- [Extracted material]:

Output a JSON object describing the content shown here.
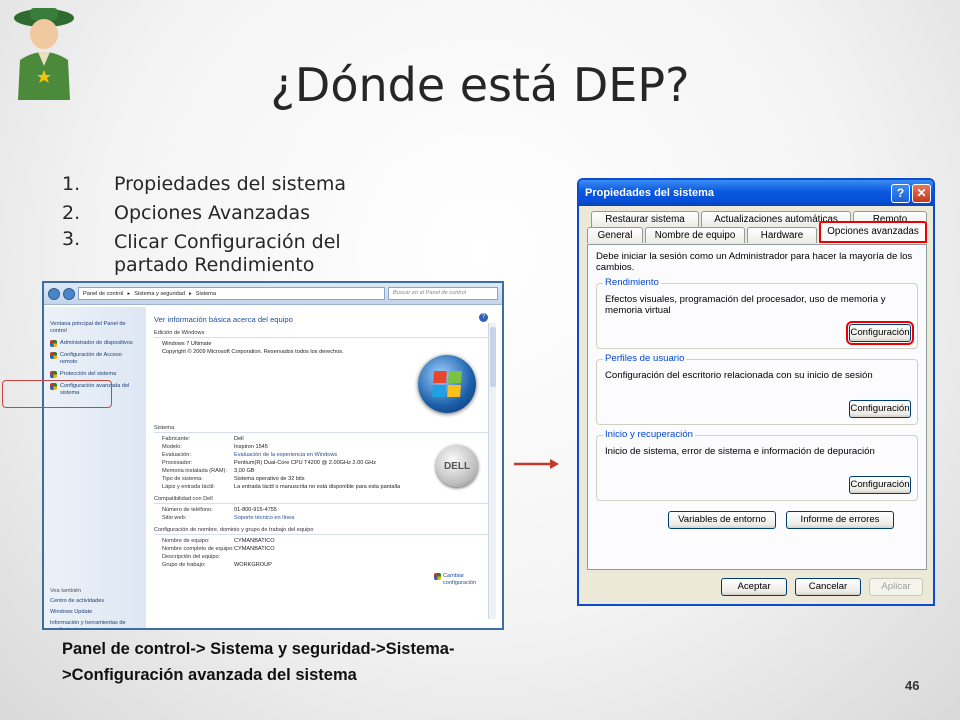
{
  "slide": {
    "title": "¿Dónde está DEP?",
    "page_number": "46",
    "steps": [
      {
        "num": "1.",
        "text": "Propiedades del sistema"
      },
      {
        "num": "2.",
        "text": "Opciones Avanzadas"
      },
      {
        "num": "3.",
        "text": "Clicar  Configuración del partado Rendimiento"
      }
    ],
    "caption": "Panel de control-> Sistema y seguridad->Sistema->Configuración avanzada del sistema",
    "colors": {
      "highlight": "#ee0000",
      "arrow": "#c0392b",
      "xp_blue": "#0a57df"
    }
  },
  "control_panel": {
    "path": [
      "Panel de control",
      "Sistema y seguridad",
      "Sistema"
    ],
    "search_placeholder": "Buscar en el Panel de control",
    "sidebar": {
      "home": "Ventana principal del Panel de control",
      "items": [
        "Administrador de dispositivos",
        "Configuración de Acceso remoto",
        "Protección del sistema",
        "Configuración avanzada del sistema"
      ],
      "see_also_label": "Vea también",
      "see_also": [
        "Centro de actividades",
        "Windows Update",
        "Información y herramientas de rendimiento"
      ]
    },
    "main": {
      "heading": "Ver información básica acerca del equipo",
      "edition_section": "Edición de Windows",
      "edition": "Windows 7 Ultimate",
      "copyright": "Copyright © 2009 Microsoft Corporation. Reservados todos los derechos.",
      "system_section": "Sistema",
      "system_rows": [
        {
          "k": "Fabricante:",
          "v": "Dell"
        },
        {
          "k": "Modelo:",
          "v": "Inspiron 1545"
        },
        {
          "k": "Evaluación:",
          "v": "Evaluación de la experiencia en Windows",
          "link": true
        },
        {
          "k": "Procesador:",
          "v": "Pentium(R) Dual-Core CPU      T4200  @ 2.00GHz   2.00 GHz"
        },
        {
          "k": "Memoria instalada (RAM):",
          "v": "3,00 GB"
        },
        {
          "k": "Tipo de sistema:",
          "v": "Sistema operativo de 32 bits"
        },
        {
          "k": "Lápiz y entrada táctil:",
          "v": "La entrada táctil o manuscrita no está disponible para esta pantalla"
        }
      ],
      "dell_section": "Compatibilidad con Dell",
      "dell_rows": [
        {
          "k": "Número de teléfono:",
          "v": "01-800-915-4755"
        },
        {
          "k": "Sitio web:",
          "v": "Soporte técnico en línea",
          "link": true
        }
      ],
      "name_section": "Configuración de nombre, dominio y grupo de trabajo del equipo",
      "name_rows": [
        {
          "k": "Nombre de equipo:",
          "v": "CYMANBATICO"
        },
        {
          "k": "Nombre completo de equipo:",
          "v": "CYMANBATICO"
        },
        {
          "k": "Descripción del equipo:",
          "v": ""
        },
        {
          "k": "Grupo de trabajo:",
          "v": "WORKGROUP"
        }
      ],
      "change_settings": "Cambiar configuración",
      "dell_logo": "DELL"
    }
  },
  "dialog": {
    "title": "Propiedades del sistema",
    "help_glyph": "?",
    "close_glyph": "✕",
    "tabs_row1": [
      "Restaurar sistema",
      "Actualizaciones automáticas",
      "Remoto"
    ],
    "tabs_row2": [
      "General",
      "Nombre de equipo",
      "Hardware",
      "Opciones avanzadas"
    ],
    "note": "Debe iniciar la sesión como un Administrador para hacer la mayoría de los cambios.",
    "groups": [
      {
        "legend": "Rendimiento",
        "desc": "Efectos visuales, programación del procesador, uso de memoria y memoria virtual",
        "button": "Configuración"
      },
      {
        "legend": "Perfiles de usuario",
        "desc": "Configuración del escritorio relacionada con su inicio de sesión",
        "button": "Configuración"
      },
      {
        "legend": "Inicio y recuperación",
        "desc": "Inicio de sistema, error de sistema e información de depuración",
        "button": "Configuración"
      }
    ],
    "env_button": "Variables de entorno",
    "errors_button": "Informe de errores",
    "ok_button": "Aceptar",
    "cancel_button": "Cancelar",
    "apply_button": "Aplicar"
  }
}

- [Short problem]:
Copy in full each line that holds the word "está".

- [Answer below]:
    "title": "¿Dónde está DEP?",
          "v": "La entrada táctil o manuscrita no está disponible para esta pantalla"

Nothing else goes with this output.